Output the entries below exactly as written, omitting pictures.

=== STORED RECORDS ===

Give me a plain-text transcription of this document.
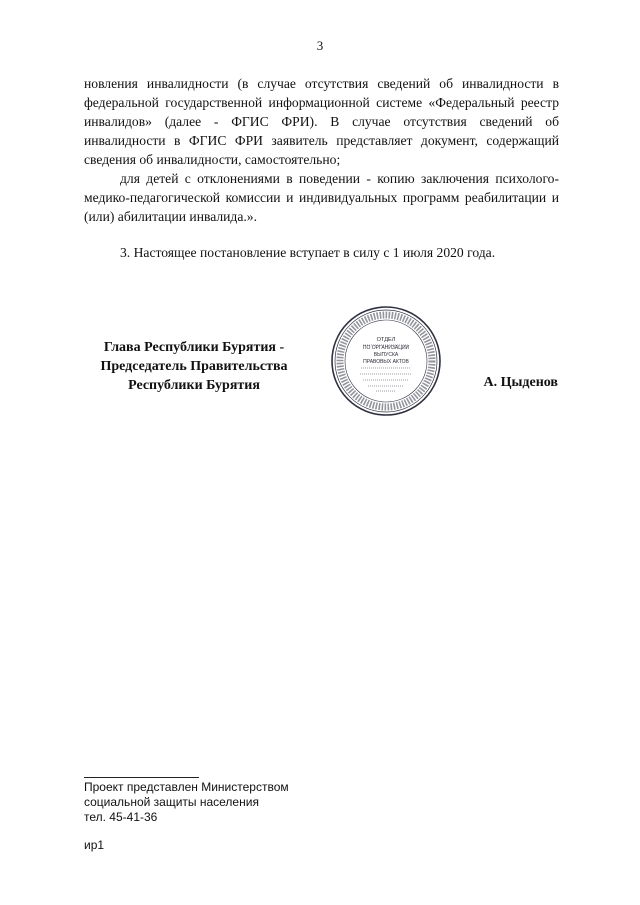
3

новления инвалидности (в случае отсутствия сведений об инвалидности в федеральной государственной информационной системе «Федеральный реестр инвалидов» (далее - ФГИС ФРИ). В случае отсутствия сведений об инвалидности в ФГИС ФРИ заявитель представляет документ, содержащий сведения об инвалидности, самостоятельно;

для детей с отклонениями в поведении - копию заключения психолого-медико-педагогической комиссии и индивидуальных программ реабилитации и (или) абилитации инвалида.».

3. Настоящее постановление вступает в силу с 1 июля 2020 года.

Глава Республики Бурятия -
Председатель Правительства
Республики Бурятия
ОТДЕЛ
ПО ОРГАНИЗАЦИИ
ВЫПУСКА
ПРАВОВЫХ АКТОВ
А. Цыденов
Проект представлен Министерством
социальной защиты населения
тел. 45-41-36
ир1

===

● **EXPECTED OUTPUT**
Give me a plain-text transcription of this document.
3

новления инвалидности (в случае отсутствия сведений об инвалидности в федеральной государственной информационной системе «Федеральный реестр инвалидов» (далее - ФГИС ФРИ). В случае отсутствия сведений об инвалидности в ФГИС ФРИ заявитель представляет документ, содержащий сведения об инвалидности, самостоятельно;

для детей с отклонениями в поведении - копию заключения психолого-медико-педагогической комиссии и индивидуальных программ реабилитации и (или) абилитации инвалида.».

3. Настоящее постановление вступает в силу с 1 июля 2020 года.

Глава Республики Бурятия -
Председатель Правительства
Республики Бурятия
ОТДЕЛ
ПО ОРГАНИЗАЦИИ
ВЫПУСКА
ПРАВОВЫХ АКТОВ
А. Цыденов
Проект представлен Министерством
социальной защиты населения
тел. 45-41-36
ир1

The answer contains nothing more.